§ DIRECTION
State how many lines in these records contain the word "name", and nothing else.

§ DATASET EXTRACT
%%
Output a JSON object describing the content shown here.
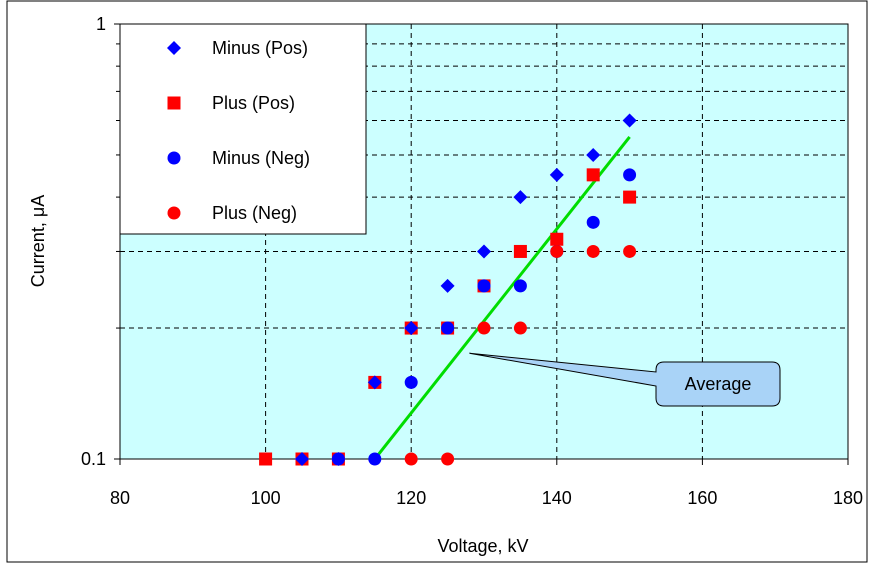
{
  "chart_data": {
    "type": "scatter",
    "title": "",
    "xlabel": "Voltage, kV",
    "ylabel": "Current, μA",
    "xlim": [
      80,
      180
    ],
    "ylim": [
      0.1,
      1
    ],
    "y_scale": "log",
    "x_ticks": [
      80,
      100,
      120,
      140,
      160,
      180
    ],
    "x_tick_labels": [
      "80",
      "100",
      "120",
      "140",
      "160",
      "180"
    ],
    "y_tick_values": [
      0.1,
      1
    ],
    "y_tick_labels": [
      "0.1",
      "1"
    ],
    "grid": true,
    "plot_background": "#ccffff",
    "legend_position": "top-left",
    "series": [
      {
        "name": "Minus (Pos)",
        "marker": "diamond",
        "color": "#0000ff",
        "x": [
          105,
          110,
          115,
          120,
          125,
          130,
          135,
          140,
          145,
          150
        ],
        "y": [
          0.1,
          0.1,
          0.15,
          0.2,
          0.25,
          0.3,
          0.4,
          0.45,
          0.5,
          0.6
        ]
      },
      {
        "name": "Plus (Pos)",
        "marker": "square",
        "color": "#ff0000",
        "x": [
          100,
          105,
          110,
          115,
          120,
          125,
          130,
          135,
          140,
          145,
          150
        ],
        "y": [
          0.1,
          0.1,
          0.1,
          0.15,
          0.2,
          0.2,
          0.25,
          0.3,
          0.32,
          0.45,
          0.4
        ]
      },
      {
        "name": "Minus (Neg)",
        "marker": "circle",
        "color": "#0000ff",
        "x": [
          110,
          115,
          120,
          125,
          130,
          135,
          140,
          145,
          150
        ],
        "y": [
          0.1,
          0.1,
          0.15,
          0.2,
          0.25,
          0.25,
          0.3,
          0.35,
          0.45
        ]
      },
      {
        "name": "Plus (Neg)",
        "marker": "circle",
        "color": "#ff0000",
        "x": [
          120,
          125,
          130,
          135,
          140,
          145,
          150
        ],
        "y": [
          0.1,
          0.1,
          0.2,
          0.2,
          0.3,
          0.3,
          0.3
        ]
      }
    ],
    "trend_line": {
      "color": "#00dd00",
      "x": [
        115,
        150
      ],
      "y": [
        0.1,
        0.55
      ]
    },
    "annotation": {
      "text": "Average",
      "points_to": [
        128,
        0.175
      ],
      "box_color": "#a9d3f7"
    }
  }
}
%%
§ TASK ANSWER
4